===== SOURCE EXTRACT
Poetic influence is a labyrinthine process, and at its deepest is remote from
echo and allusion, though it does not exclude them…When Whitman tallies he takes
measures of all things, implicitly including the measure of his own poetry. In his
very different way, Whitman is as formalist a poet as were our late contemporaries
James Merrill and Anthony Hecht, who usefully may be contrasted to the late A. R.
Ammons and to John Ashbery, both of them strongly influenced by the poet of Leaves
of Grass. Ammons and the versatile Ashbery can be far freer in form than Whitman
ever is. The King James Bible is the largest influence upon Whitman’s style, and
the Hebrew parallelism breaks through in the strongest of the translators, William
Tyndale and Miles Coverdale. There is no single measure to Whitman’s song, just
as his huge enlargements transcend all previous notions as to what can constitute
materiapoetica. To hold together the vastness of his topics and the fluid dissolves
of his tropes Whitman had to discover a master metaphor and found it in the tally,
at once his ‘confession sprig’ and his incanted warbles for lilac-time. The
Whitmanian tally is the binding agent for “When Lilacs last in the Door-yard
Bloom’d,” the sonorous elegy for the martyred Abraham Lincoln. Together with “As
I Ebb’d with the Ocean of Life,” “Lilacs” is the most formally measured of
Whitman’s peoms. I have a passion for “Lilacs,” though the epic “Song of Myself”
==========
===== SUPPLIED DATA
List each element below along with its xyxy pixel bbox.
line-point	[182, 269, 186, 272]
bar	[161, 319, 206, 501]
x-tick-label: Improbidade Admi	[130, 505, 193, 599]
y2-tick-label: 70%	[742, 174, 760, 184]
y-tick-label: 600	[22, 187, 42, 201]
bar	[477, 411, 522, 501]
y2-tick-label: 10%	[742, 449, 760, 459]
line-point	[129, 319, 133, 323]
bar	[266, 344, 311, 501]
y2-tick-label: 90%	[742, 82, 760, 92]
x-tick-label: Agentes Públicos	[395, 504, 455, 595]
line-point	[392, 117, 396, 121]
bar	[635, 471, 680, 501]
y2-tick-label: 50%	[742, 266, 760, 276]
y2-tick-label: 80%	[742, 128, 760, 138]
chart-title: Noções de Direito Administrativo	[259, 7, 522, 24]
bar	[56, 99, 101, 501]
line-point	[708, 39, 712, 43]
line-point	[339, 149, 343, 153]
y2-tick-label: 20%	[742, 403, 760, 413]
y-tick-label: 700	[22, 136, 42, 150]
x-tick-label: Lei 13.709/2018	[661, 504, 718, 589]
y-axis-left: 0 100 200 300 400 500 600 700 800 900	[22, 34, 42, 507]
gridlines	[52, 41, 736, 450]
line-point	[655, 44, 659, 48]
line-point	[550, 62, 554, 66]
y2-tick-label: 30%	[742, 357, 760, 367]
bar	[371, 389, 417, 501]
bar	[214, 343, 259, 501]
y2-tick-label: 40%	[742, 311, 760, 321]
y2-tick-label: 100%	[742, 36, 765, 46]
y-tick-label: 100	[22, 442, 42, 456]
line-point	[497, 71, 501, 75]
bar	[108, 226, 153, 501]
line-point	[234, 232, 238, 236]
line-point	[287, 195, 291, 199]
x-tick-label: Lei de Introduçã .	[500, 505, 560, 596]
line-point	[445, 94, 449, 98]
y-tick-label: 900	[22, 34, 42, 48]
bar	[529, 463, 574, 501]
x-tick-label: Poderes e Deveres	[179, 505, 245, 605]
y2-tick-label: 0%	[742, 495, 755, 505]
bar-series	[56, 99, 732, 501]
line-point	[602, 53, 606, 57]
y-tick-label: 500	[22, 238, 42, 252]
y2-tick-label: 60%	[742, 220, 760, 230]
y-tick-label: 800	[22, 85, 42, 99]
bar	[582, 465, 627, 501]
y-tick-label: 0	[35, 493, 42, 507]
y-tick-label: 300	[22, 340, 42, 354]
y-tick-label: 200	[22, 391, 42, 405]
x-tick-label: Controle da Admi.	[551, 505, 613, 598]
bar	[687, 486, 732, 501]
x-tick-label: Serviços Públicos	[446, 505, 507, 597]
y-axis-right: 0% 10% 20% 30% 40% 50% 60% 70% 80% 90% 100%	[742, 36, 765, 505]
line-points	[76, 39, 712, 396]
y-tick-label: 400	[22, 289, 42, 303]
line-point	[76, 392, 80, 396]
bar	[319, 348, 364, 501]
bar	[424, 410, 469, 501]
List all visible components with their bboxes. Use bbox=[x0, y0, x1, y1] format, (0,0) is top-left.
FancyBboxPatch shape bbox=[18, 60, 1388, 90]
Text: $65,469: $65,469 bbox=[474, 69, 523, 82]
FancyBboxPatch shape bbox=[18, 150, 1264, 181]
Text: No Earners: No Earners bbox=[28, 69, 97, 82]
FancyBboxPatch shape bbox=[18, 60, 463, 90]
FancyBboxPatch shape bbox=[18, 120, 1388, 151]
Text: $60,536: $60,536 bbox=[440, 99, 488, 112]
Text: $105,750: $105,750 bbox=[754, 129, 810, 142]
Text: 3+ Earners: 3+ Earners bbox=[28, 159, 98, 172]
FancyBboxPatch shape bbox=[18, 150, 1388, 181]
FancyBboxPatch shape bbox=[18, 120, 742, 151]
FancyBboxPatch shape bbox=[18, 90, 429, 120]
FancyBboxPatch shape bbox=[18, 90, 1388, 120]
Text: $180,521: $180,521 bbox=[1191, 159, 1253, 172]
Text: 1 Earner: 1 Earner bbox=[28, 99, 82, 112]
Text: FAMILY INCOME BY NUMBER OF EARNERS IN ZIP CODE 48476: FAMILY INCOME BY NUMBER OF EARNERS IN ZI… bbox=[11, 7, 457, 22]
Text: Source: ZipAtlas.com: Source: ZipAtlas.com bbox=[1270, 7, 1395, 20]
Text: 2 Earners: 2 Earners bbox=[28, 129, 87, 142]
==========
Write out the passage on Whitman word for word, starting at "Poetic influence is" and ending at "the late A. R.".

Poetic influence is a labyrinthine process, and at its deepest is remote from
echo and allusion, though it does not exclude them…When Whitman tallies he takes
measures of all things, implicitly including the measure of his own poetry. In his
very different way, Whitman is as formalist a poet as were our late contemporaries
James Merrill and Anthony Hecht, who usefully may be contrasted to the late A. R.